TASK TO CARRY OUT :: Look through the records and report how many lines include the word "screenshot", with no other words.

+ + + + + + +

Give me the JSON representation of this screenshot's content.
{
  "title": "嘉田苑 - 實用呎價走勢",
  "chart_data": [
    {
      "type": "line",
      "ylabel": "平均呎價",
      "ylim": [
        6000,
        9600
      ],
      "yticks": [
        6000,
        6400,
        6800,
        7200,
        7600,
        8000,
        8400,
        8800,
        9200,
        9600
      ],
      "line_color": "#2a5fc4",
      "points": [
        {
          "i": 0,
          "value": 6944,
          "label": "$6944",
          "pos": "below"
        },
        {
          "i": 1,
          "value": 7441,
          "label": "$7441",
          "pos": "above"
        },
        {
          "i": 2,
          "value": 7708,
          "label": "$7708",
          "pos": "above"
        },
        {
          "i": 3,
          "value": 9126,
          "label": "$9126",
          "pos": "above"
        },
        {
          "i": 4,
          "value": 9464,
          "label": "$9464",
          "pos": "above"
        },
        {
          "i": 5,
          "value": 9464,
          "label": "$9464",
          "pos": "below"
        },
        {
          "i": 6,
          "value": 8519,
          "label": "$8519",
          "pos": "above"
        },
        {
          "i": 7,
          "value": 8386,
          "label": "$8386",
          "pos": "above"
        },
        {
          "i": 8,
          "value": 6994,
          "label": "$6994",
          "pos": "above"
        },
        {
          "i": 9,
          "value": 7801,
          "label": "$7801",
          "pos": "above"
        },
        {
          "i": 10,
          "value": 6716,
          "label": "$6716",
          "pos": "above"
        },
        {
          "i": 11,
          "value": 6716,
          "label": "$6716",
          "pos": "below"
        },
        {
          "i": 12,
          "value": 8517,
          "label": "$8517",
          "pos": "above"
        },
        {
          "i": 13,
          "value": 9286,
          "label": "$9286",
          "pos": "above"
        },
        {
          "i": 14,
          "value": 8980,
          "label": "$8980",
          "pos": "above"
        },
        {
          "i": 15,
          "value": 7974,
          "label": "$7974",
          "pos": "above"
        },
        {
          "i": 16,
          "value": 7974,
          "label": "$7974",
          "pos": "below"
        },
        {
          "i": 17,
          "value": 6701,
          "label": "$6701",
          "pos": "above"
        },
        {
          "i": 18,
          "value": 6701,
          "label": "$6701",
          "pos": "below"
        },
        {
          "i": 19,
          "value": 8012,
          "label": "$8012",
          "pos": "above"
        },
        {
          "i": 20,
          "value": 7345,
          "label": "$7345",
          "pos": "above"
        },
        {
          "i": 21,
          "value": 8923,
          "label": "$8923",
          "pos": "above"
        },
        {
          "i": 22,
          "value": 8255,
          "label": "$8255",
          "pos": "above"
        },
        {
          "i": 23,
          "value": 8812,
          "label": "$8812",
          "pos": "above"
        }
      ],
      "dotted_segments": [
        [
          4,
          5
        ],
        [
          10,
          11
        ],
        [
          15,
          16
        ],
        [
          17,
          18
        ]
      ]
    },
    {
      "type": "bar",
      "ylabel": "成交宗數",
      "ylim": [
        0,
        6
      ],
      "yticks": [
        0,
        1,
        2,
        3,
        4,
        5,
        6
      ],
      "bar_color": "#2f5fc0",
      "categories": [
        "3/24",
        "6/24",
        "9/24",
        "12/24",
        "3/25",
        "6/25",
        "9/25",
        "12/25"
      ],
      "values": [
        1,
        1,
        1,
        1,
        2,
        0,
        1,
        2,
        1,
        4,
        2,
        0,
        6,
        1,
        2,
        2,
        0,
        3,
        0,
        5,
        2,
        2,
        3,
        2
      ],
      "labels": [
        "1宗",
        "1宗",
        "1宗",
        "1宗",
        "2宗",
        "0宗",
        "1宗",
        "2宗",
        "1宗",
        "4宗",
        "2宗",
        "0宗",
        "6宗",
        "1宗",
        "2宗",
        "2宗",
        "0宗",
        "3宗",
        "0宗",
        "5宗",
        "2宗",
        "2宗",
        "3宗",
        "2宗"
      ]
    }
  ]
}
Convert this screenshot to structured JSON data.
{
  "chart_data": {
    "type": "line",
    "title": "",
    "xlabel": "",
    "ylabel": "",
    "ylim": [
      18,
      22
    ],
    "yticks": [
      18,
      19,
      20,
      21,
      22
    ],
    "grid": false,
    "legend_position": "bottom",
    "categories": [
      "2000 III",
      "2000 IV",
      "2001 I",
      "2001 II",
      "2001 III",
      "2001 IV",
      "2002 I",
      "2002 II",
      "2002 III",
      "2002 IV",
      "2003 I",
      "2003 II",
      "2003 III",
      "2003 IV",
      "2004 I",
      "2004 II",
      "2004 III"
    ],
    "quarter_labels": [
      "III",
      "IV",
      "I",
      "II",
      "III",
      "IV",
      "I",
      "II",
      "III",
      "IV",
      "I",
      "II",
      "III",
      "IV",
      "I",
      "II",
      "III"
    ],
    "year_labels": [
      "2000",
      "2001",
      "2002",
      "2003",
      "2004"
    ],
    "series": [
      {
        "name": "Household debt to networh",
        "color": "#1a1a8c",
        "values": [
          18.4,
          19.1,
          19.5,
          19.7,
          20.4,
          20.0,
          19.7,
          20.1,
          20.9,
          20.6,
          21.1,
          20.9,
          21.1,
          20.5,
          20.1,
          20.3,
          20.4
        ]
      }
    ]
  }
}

+ + + + + + +

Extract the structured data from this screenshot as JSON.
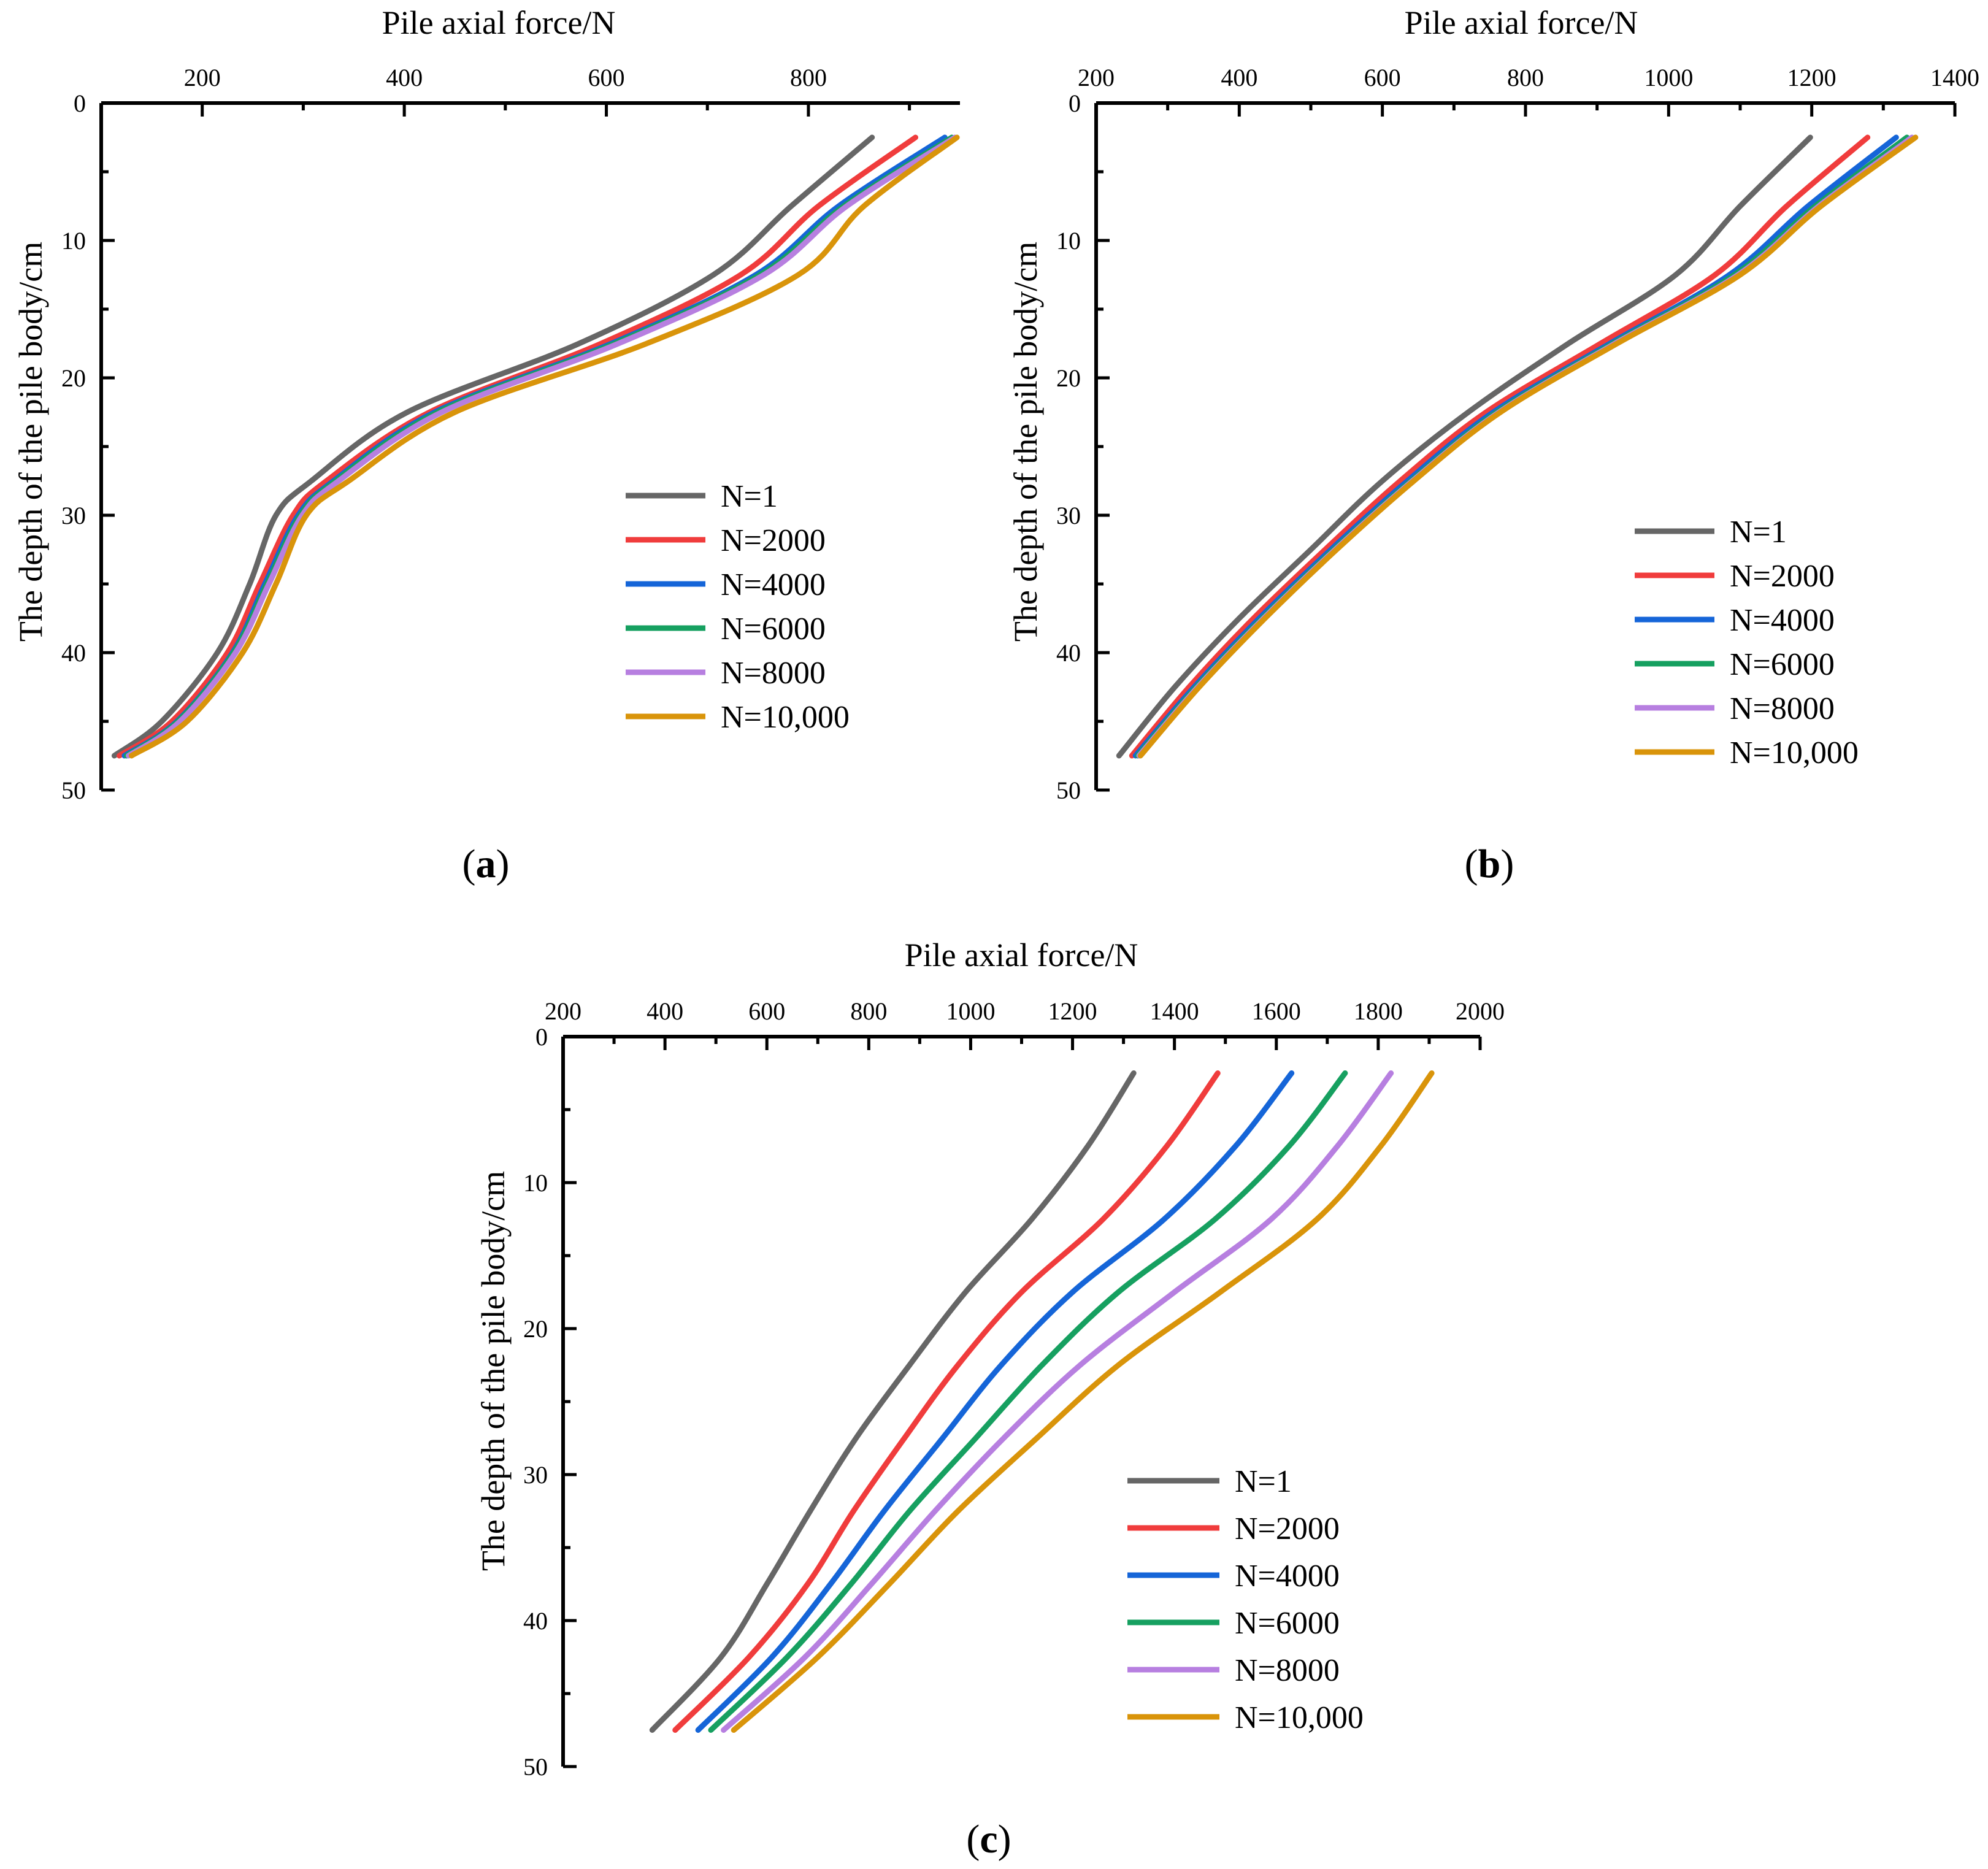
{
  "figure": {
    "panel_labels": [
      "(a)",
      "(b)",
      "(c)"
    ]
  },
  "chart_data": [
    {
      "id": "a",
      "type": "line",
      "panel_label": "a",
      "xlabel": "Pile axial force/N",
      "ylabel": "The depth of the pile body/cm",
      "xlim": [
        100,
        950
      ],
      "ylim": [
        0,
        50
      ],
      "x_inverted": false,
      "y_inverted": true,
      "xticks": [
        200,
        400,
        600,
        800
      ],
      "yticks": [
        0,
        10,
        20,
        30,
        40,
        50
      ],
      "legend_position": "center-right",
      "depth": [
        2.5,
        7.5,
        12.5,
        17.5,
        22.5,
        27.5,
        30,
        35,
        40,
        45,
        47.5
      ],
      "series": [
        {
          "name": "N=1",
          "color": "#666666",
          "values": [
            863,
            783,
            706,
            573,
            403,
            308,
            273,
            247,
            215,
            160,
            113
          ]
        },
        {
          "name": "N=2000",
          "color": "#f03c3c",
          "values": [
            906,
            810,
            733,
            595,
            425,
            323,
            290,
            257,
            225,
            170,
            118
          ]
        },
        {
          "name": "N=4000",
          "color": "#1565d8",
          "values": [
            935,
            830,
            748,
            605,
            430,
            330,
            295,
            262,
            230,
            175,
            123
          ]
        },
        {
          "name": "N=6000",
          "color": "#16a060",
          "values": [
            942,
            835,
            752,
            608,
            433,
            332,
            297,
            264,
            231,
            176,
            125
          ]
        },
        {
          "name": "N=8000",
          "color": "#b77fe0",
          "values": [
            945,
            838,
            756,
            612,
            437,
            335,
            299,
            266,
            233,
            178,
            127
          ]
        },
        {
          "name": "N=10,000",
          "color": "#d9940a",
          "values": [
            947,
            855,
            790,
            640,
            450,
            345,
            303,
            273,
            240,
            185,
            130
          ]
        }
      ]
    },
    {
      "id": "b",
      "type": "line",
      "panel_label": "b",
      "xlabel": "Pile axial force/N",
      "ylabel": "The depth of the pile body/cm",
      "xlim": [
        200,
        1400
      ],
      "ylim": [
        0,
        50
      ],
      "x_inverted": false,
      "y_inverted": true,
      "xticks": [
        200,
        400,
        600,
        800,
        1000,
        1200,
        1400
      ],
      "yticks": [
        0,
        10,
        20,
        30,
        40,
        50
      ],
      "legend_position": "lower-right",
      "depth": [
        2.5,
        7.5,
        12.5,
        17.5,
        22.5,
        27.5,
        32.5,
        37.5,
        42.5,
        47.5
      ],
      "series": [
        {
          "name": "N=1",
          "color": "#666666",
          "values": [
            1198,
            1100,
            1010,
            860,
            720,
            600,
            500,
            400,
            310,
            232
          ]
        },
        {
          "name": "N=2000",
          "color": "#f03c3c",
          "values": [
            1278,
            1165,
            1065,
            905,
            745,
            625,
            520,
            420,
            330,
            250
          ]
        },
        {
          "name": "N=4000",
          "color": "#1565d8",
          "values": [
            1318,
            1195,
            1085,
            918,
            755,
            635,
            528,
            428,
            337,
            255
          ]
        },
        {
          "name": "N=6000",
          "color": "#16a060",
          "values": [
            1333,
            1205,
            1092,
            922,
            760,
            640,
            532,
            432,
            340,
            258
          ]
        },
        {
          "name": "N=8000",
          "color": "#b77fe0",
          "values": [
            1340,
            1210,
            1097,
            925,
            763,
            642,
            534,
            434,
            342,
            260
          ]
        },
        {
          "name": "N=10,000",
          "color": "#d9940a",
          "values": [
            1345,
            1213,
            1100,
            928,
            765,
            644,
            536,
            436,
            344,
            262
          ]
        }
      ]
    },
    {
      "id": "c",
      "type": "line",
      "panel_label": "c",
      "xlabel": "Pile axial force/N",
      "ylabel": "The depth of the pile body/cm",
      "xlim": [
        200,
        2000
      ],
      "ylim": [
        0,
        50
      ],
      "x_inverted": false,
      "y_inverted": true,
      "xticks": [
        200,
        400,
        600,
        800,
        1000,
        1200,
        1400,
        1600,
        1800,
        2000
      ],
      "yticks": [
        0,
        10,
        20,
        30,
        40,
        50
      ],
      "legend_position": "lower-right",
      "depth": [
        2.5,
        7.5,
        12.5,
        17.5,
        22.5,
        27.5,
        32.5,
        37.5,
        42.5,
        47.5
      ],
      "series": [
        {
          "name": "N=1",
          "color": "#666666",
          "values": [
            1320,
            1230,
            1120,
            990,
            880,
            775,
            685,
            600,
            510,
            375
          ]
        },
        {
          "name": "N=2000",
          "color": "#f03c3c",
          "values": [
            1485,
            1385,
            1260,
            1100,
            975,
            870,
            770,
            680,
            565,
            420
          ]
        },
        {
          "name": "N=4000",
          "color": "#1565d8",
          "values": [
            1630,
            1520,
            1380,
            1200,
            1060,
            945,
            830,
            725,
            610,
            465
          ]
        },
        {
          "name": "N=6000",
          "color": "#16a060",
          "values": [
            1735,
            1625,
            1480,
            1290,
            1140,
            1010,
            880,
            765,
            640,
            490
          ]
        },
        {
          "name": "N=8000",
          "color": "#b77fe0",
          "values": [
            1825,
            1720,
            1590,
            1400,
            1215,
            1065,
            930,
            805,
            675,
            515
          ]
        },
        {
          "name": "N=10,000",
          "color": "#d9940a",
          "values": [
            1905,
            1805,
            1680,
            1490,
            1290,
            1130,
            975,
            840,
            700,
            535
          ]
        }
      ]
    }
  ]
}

+ + + + + + +

SOLUTION :: 3